*SET EXERCISE*
Write out all the entries word for word, but skip any images.

*RECORDS SUPPLIED*

━━━━━━━━━━━━━━━━━━━━

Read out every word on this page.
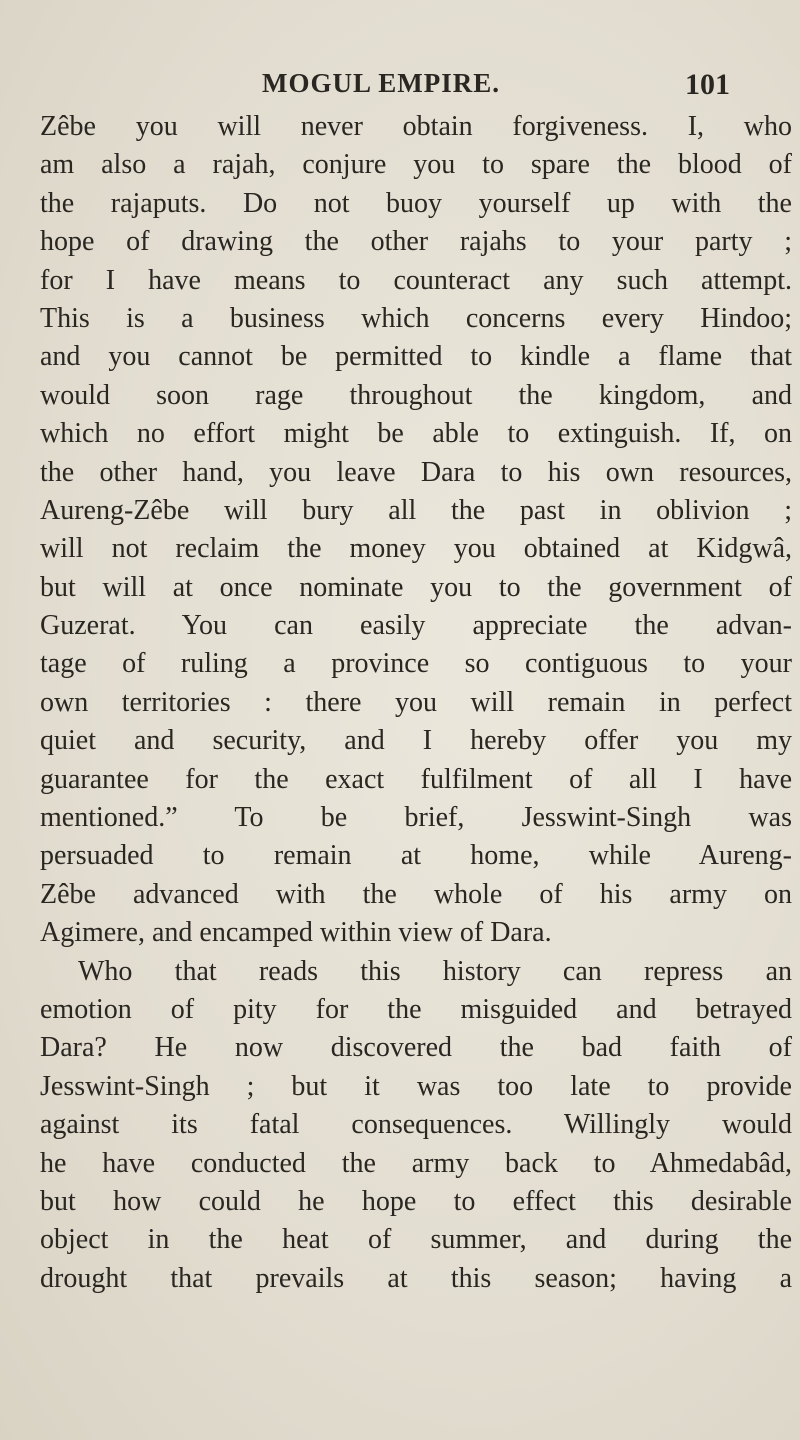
MOGUL EMPIRE.	101
Zêbe you will never obtain forgiveness. I, who
am also a rajah, conjure you to spare the blood of
the rajaputs. Do not buoy yourself up with the
hope of drawing the other rajahs to your party ;
for I have means to counteract any such attempt.
This is a business which concerns every Hindoo;
and you cannot be permitted to kindle a flame that
would soon rage throughout the kingdom, and
which no effort might be able to extinguish. If, on
the other hand, you leave Dara to his own resources,
Aureng-Zêbe will bury all the past in oblivion ;
will not reclaim the money you obtained at Kidgwâ,
but will at once nominate you to the government of
Guzerat. You can easily appreciate the advan-
tage of ruling a province so contiguous to your
own territories : there you will remain in perfect
quiet and security, and I hereby offer you my
guarantee for the exact fulfilment of all I have
mentioned.” To be brief, Jesswint-Singh was
persuaded to remain at home, while Aureng-
Zêbe advanced with the whole of his army on
Agimere, and encamped within view of Dara.
Who that reads this history can repress an
emotion of pity for the misguided and betrayed
Dara? He now discovered the bad faith of
Jesswint-Singh ; but it was too late to provide
against its fatal consequences. Willingly would
he have conducted the army back to Ahmedabâd,
but how could he hope to effect this desirable
object in the heat of summer, and during the
drought that prevails at this season; having a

━━━━━━━━━━━━━━━━━━━━

*EXERCISE ANSWER*
Read out every word on this page.
MOGUL EMPIRE.	101
Zêbe you will never obtain forgiveness. I, who
am also a rajah, conjure you to spare the blood of
the rajaputs. Do not buoy yourself up with the
hope of drawing the other rajahs to your party ;
for I have means to counteract any such attempt.
This is a business which concerns every Hindoo;
and you cannot be permitted to kindle a flame that
would soon rage throughout the kingdom, and
which no effort might be able to extinguish. If, on
the other hand, you leave Dara to his own resources,
Aureng-Zêbe will bury all the past in oblivion ;
will not reclaim the money you obtained at Kidgwâ,
but will at once nominate you to the government of
Guzerat. You can easily appreciate the advan-
tage of ruling a province so contiguous to your
own territories : there you will remain in perfect
quiet and security, and I hereby offer you my
guarantee for the exact fulfilment of all I have
mentioned.” To be brief, Jesswint-Singh was
persuaded to remain at home, while Aureng-
Zêbe advanced with the whole of his army on
Agimere, and encamped within view of Dara.
Who that reads this history can repress an
emotion of pity for the misguided and betrayed
Dara? He now discovered the bad faith of
Jesswint-Singh ; but it was too late to provide
against its fatal consequences. Willingly would
he have conducted the army back to Ahmedabâd,
but how could he hope to effect this desirable
object in the heat of summer, and during the
drought that prevails at this season; having a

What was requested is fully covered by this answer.